Pull out every line from the listing that has the word "heading".
┌────────
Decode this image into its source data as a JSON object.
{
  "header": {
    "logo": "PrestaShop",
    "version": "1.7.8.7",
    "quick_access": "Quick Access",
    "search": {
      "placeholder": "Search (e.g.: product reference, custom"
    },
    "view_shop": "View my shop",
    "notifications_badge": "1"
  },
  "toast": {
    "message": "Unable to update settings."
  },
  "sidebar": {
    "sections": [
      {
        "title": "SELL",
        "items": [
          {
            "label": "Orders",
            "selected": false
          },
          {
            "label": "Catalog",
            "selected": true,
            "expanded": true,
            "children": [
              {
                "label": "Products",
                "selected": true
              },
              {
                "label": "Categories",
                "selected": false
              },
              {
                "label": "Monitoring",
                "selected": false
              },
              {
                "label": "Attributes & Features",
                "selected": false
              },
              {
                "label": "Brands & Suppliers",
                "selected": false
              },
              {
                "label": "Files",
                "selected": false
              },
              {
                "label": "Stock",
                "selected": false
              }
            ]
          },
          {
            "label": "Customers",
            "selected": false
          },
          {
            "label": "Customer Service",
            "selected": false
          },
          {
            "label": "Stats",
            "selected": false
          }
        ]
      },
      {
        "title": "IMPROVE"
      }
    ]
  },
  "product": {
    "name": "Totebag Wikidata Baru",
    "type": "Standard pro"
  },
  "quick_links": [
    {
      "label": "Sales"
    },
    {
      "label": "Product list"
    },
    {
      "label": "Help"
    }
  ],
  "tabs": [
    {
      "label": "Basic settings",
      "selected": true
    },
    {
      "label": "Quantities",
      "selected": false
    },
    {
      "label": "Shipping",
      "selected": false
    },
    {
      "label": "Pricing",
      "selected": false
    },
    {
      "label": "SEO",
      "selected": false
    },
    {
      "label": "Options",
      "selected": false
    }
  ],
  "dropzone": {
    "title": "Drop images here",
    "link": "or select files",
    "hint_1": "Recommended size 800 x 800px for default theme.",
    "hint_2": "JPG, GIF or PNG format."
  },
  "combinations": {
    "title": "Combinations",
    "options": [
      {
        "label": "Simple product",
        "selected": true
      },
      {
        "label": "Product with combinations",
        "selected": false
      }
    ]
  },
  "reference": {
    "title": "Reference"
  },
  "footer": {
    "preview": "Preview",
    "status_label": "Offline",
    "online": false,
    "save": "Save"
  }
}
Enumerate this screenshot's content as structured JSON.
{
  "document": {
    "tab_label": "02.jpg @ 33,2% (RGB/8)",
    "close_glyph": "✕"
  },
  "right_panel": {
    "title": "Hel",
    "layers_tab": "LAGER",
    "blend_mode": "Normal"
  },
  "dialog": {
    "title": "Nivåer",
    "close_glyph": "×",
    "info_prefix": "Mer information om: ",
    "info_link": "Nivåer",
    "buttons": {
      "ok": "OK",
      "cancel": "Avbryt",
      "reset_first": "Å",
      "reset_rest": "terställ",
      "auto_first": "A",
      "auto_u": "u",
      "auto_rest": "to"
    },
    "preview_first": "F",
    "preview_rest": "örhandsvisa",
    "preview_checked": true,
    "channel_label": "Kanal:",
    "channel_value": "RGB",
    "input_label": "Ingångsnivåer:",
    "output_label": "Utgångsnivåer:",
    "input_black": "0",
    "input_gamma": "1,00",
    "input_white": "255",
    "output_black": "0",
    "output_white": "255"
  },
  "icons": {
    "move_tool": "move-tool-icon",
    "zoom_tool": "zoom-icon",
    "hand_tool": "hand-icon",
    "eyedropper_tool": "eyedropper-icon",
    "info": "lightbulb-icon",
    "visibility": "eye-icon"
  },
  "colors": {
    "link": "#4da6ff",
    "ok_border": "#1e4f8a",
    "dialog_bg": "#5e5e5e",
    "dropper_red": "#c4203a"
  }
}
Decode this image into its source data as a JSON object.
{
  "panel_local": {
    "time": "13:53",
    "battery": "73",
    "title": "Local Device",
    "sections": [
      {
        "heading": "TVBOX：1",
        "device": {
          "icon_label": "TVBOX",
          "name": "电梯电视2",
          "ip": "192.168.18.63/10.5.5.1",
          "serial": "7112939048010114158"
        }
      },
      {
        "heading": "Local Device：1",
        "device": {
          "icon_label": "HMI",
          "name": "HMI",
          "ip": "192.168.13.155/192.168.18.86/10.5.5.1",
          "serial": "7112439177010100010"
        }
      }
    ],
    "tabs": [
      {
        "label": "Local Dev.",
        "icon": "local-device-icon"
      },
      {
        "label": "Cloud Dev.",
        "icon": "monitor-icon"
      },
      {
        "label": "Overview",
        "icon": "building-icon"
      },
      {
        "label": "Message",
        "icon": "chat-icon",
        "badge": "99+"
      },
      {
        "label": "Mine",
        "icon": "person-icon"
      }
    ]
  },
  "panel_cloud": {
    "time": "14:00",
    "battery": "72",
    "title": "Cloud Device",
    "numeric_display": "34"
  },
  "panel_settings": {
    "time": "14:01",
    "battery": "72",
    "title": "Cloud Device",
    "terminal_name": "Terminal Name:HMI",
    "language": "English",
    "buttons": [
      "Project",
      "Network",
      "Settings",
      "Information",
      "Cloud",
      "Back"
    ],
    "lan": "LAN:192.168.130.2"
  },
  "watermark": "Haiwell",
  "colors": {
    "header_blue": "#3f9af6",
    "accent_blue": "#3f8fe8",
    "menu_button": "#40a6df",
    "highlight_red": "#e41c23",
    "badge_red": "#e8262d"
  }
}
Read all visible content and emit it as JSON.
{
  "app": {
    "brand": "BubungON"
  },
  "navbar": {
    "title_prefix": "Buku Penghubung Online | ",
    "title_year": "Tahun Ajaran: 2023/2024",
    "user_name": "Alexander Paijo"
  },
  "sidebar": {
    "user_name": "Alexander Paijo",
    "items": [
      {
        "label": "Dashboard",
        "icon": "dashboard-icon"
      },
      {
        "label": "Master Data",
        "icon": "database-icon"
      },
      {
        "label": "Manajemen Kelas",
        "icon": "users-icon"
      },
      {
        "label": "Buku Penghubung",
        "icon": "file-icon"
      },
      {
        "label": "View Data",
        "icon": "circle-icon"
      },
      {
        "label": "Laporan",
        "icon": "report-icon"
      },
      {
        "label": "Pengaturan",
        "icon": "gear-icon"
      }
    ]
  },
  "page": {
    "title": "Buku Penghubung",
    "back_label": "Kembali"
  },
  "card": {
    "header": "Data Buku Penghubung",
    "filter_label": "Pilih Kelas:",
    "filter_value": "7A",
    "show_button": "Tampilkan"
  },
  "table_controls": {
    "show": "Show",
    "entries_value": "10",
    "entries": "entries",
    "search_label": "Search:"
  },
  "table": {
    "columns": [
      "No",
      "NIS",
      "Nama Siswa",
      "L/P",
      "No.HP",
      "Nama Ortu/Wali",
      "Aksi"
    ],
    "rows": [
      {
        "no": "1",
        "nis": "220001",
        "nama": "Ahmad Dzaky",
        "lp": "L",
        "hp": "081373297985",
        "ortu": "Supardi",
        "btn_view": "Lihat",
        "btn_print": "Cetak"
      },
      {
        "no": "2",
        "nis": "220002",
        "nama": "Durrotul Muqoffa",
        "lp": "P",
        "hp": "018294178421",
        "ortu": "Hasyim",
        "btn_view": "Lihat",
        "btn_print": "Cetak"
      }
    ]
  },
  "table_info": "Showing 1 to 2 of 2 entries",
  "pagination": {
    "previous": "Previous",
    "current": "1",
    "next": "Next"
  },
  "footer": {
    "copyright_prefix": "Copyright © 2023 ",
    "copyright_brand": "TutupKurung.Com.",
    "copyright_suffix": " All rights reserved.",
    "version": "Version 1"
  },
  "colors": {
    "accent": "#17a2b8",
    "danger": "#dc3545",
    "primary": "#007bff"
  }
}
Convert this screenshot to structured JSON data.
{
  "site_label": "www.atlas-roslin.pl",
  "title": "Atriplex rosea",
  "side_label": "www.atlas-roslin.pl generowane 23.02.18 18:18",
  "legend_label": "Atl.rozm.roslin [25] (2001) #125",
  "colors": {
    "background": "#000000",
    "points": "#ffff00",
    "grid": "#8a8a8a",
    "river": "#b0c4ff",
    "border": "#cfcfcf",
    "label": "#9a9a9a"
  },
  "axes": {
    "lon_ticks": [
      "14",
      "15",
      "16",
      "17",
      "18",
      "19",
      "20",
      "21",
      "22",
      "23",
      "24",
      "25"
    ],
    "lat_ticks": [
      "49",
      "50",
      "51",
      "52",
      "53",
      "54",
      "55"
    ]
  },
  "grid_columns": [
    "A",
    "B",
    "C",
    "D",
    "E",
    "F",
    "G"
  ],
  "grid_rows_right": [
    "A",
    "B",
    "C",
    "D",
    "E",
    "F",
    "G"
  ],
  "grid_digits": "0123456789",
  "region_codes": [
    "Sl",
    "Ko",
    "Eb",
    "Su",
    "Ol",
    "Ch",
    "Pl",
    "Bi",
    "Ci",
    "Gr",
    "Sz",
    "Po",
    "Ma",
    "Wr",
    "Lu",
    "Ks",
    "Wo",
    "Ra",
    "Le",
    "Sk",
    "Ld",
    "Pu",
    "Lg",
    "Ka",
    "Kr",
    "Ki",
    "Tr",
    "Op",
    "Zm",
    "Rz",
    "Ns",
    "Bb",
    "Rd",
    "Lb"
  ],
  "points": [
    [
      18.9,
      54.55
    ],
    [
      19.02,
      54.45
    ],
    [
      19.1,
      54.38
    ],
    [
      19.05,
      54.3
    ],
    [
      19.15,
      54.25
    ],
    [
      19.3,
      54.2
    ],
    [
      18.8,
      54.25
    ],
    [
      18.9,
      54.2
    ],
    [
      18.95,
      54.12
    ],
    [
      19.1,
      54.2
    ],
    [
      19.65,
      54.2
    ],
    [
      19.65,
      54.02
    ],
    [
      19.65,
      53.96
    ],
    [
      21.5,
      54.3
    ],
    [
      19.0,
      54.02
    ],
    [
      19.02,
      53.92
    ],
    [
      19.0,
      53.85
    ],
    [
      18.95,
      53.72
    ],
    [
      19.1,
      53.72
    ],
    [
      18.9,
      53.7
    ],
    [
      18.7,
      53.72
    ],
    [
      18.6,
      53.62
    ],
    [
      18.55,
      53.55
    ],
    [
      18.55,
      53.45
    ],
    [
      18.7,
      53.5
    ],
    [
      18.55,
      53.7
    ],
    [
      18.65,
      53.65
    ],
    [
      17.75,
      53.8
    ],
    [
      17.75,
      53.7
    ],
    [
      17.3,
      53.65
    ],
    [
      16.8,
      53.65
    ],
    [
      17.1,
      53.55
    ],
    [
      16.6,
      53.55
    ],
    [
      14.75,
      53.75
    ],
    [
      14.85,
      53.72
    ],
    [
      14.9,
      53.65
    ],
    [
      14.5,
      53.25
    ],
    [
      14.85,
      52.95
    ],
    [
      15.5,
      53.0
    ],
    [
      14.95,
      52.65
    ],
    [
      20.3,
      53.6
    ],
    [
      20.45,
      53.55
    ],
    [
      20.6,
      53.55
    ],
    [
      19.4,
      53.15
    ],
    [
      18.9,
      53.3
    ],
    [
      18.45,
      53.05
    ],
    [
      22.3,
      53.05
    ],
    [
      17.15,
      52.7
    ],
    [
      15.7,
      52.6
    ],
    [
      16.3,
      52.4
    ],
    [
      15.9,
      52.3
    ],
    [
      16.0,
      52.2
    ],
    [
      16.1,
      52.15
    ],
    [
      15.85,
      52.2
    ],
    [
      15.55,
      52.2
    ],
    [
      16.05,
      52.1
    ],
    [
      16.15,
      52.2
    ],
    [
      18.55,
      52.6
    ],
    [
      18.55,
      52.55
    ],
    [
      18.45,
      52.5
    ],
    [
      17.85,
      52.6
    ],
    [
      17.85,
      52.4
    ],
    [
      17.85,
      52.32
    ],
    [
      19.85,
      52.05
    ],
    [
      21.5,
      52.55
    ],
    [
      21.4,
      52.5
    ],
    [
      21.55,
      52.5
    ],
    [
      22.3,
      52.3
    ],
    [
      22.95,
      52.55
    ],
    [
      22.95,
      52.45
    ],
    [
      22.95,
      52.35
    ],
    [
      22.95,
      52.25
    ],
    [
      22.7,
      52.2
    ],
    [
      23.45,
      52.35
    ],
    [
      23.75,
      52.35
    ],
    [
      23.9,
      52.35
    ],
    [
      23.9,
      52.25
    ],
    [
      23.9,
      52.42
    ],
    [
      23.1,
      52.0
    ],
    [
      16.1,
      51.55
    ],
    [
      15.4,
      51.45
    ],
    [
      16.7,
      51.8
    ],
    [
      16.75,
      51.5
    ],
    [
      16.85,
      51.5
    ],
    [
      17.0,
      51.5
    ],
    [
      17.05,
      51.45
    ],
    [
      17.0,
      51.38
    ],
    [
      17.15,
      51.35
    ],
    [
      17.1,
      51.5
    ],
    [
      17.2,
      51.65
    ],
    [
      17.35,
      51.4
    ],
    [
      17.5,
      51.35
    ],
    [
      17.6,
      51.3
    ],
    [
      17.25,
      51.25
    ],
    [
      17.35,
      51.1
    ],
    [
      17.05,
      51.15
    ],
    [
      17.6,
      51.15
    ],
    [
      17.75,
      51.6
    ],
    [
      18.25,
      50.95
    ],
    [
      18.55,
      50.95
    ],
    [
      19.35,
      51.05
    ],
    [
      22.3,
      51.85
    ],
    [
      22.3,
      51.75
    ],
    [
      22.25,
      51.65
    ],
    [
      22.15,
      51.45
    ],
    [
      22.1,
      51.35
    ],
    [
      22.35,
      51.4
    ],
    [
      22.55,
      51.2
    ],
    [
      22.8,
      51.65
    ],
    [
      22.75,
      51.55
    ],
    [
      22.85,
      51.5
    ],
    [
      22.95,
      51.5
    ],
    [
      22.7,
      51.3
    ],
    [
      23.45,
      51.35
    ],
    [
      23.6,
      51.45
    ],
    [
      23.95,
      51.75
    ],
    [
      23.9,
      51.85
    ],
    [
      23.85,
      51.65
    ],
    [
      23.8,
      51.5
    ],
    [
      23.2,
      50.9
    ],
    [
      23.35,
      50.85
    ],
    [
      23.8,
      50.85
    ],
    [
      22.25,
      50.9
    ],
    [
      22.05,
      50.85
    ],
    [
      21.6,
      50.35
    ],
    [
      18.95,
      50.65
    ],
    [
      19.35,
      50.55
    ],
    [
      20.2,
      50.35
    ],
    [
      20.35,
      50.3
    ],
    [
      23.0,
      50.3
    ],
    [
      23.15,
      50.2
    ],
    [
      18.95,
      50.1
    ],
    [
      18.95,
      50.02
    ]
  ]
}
└────────
Output for this task.
        "heading": "TVBOX：1",
        "heading": "Local Device：1",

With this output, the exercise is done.